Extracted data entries
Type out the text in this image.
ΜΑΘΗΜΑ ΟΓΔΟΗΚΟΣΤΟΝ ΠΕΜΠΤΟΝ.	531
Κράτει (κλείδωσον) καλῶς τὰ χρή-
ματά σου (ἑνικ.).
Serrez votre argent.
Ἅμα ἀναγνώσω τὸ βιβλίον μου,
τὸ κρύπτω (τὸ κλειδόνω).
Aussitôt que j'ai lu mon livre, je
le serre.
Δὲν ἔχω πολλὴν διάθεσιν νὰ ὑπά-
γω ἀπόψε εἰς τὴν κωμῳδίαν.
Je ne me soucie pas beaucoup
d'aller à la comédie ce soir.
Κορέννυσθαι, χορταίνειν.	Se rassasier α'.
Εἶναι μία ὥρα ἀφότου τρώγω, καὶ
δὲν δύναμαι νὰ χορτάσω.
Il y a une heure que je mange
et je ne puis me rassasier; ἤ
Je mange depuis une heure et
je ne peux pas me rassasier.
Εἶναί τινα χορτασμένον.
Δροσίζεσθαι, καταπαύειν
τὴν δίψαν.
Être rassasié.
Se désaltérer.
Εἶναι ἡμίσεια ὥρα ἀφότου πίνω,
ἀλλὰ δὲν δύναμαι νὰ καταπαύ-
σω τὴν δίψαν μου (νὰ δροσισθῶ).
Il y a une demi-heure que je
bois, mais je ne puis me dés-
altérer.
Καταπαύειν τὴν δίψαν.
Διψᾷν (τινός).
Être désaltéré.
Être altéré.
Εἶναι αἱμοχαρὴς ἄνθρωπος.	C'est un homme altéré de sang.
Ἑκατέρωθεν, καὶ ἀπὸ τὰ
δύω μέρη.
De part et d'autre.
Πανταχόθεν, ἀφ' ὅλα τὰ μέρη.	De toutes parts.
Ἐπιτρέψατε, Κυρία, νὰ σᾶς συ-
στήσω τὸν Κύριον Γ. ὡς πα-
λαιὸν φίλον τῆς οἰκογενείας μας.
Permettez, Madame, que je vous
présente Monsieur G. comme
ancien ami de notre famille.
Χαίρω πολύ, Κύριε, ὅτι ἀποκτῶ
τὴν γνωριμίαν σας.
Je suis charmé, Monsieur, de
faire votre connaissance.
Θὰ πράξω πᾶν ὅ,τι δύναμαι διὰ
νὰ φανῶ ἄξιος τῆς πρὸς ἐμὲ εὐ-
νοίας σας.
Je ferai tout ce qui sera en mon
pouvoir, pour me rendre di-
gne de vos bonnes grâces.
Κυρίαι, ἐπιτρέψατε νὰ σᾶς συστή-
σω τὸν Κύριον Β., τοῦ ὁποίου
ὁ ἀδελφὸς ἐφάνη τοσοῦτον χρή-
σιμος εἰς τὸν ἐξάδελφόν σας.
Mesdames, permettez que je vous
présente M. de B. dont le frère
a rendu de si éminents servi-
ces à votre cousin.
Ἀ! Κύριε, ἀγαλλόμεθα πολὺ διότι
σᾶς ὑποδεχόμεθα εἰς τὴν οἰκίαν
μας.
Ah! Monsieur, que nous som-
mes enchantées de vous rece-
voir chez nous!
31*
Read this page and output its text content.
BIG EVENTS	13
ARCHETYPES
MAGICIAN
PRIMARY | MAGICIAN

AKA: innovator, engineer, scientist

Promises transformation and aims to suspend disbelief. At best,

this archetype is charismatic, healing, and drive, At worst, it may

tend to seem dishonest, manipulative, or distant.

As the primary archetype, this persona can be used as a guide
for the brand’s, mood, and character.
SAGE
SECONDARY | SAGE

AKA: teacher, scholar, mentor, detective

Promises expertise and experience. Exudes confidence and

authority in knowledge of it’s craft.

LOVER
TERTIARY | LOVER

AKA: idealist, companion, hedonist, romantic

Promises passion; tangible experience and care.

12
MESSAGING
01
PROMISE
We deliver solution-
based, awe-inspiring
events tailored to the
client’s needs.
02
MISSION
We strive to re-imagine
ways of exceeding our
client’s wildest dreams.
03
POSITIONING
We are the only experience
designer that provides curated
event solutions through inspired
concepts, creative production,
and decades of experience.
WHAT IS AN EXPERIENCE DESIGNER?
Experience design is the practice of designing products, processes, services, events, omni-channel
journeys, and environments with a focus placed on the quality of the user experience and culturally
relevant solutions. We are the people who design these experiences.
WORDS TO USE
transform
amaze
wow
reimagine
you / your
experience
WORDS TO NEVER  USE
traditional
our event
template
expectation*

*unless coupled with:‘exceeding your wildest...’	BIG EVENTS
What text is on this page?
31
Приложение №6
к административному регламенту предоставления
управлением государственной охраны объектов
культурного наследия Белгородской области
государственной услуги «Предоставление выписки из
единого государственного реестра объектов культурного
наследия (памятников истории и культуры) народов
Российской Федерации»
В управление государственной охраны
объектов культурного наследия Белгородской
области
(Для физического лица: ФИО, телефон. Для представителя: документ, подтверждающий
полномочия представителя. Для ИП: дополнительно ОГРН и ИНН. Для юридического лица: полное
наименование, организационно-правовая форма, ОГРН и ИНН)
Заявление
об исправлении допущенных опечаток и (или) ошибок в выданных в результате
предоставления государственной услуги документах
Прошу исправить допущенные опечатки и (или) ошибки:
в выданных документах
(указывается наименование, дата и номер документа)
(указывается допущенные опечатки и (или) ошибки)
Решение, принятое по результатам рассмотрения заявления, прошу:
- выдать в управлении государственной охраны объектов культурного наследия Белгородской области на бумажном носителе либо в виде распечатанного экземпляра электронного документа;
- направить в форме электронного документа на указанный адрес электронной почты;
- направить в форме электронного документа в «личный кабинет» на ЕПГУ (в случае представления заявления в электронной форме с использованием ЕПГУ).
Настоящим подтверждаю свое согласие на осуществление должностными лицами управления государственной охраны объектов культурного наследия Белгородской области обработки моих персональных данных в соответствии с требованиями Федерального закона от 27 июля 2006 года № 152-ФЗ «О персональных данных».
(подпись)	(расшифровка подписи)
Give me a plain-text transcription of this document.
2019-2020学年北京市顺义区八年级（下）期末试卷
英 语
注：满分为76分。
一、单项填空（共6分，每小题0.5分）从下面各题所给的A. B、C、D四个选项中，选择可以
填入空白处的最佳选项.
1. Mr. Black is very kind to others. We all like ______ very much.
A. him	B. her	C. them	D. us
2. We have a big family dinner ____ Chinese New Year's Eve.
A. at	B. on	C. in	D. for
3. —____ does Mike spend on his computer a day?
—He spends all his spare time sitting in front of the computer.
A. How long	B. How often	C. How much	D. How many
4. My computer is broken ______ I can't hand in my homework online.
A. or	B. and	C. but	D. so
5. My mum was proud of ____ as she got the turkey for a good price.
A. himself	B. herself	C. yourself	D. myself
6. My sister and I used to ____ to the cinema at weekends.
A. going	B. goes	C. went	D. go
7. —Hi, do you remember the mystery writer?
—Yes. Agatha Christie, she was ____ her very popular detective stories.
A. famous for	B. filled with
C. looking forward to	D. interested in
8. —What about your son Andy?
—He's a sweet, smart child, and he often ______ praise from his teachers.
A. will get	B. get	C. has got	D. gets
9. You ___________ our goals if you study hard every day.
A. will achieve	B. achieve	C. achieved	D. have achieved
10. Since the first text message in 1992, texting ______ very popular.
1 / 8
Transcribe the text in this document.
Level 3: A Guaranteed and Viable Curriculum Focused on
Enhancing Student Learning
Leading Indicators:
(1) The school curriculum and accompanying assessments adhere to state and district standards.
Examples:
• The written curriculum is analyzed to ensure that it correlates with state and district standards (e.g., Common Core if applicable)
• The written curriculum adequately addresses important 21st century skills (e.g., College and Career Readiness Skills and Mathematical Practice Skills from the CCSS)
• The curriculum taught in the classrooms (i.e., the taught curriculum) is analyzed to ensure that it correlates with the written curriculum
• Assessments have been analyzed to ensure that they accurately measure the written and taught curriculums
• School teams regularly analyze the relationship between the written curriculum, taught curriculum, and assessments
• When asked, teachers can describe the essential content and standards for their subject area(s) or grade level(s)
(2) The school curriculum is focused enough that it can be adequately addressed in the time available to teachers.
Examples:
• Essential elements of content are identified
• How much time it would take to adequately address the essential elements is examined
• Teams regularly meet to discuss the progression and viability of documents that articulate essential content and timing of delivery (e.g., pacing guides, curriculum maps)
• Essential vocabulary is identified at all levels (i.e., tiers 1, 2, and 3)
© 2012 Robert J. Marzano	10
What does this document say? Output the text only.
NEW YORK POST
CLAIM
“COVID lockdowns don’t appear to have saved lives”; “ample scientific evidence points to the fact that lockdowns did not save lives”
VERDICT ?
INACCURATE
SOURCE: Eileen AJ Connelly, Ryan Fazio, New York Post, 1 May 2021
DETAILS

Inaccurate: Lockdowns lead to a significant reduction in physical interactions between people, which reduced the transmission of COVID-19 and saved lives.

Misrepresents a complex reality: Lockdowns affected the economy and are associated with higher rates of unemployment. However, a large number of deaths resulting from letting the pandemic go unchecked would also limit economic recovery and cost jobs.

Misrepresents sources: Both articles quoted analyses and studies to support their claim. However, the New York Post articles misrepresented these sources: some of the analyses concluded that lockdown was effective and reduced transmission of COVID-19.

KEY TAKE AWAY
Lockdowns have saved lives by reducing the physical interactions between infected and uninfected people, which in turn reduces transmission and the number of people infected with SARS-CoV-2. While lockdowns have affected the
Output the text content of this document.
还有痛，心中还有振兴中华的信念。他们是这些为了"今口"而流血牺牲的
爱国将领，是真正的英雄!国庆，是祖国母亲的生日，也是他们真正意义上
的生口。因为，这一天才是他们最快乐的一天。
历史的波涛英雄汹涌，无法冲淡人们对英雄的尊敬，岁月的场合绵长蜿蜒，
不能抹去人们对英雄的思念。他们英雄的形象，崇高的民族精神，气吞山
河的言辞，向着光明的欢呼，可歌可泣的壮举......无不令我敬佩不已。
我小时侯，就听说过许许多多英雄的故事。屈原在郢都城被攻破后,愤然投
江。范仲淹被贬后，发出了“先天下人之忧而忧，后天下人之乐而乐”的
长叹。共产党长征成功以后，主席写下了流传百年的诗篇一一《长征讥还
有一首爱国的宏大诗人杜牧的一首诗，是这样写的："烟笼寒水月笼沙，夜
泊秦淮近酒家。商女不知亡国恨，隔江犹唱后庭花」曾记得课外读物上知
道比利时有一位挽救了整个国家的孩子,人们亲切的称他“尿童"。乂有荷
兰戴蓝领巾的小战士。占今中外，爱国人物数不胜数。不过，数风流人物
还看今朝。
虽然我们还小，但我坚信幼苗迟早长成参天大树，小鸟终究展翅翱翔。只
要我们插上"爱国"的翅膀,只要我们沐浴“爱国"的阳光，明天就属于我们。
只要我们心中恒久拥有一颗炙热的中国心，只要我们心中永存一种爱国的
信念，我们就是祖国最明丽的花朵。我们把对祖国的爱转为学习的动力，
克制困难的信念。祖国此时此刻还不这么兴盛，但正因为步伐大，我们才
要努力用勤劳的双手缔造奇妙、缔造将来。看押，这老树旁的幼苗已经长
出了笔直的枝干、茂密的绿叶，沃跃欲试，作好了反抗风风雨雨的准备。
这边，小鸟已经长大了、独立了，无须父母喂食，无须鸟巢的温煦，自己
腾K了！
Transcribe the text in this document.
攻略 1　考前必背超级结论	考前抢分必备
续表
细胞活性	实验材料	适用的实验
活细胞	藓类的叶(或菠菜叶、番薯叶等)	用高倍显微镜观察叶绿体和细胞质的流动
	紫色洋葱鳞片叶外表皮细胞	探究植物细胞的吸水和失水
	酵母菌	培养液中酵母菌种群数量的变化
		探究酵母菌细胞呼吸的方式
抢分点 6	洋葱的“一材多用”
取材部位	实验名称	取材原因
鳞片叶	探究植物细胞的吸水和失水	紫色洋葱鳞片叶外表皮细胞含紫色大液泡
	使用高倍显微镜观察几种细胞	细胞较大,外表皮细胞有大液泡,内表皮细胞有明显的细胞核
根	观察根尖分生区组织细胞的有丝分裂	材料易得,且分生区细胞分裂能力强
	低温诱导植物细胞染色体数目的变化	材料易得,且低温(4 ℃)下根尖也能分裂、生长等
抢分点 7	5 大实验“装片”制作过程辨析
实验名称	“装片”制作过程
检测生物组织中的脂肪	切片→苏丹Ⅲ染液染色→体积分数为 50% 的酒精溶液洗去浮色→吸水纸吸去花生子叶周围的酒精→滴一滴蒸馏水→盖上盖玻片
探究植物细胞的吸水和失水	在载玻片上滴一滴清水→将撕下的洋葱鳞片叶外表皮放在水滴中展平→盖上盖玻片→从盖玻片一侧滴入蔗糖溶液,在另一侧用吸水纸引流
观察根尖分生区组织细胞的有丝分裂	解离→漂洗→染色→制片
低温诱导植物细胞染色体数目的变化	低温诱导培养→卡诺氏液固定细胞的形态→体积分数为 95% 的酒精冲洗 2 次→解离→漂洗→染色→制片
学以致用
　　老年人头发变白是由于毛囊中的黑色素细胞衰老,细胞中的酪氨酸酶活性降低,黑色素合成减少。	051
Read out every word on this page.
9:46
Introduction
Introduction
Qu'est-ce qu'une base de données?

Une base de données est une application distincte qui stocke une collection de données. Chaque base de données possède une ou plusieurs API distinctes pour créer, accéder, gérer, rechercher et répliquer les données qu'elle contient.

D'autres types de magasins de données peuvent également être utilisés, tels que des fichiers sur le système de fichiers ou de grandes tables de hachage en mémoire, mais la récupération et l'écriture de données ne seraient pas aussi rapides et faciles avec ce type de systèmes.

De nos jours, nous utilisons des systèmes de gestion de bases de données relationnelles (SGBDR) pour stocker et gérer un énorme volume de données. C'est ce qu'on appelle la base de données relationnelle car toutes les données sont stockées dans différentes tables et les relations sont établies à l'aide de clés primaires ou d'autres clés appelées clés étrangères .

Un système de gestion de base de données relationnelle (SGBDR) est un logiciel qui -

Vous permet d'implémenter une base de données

> Written request:
Identify every line where the string "представителя" appears.

> The output:
(Для физического лица: ФИО, телефон. Для представителя: документ, подтверждающий
полномочия представителя. Для ИП: дополнительно ОГРН и ИНН. Для юридического лица: полное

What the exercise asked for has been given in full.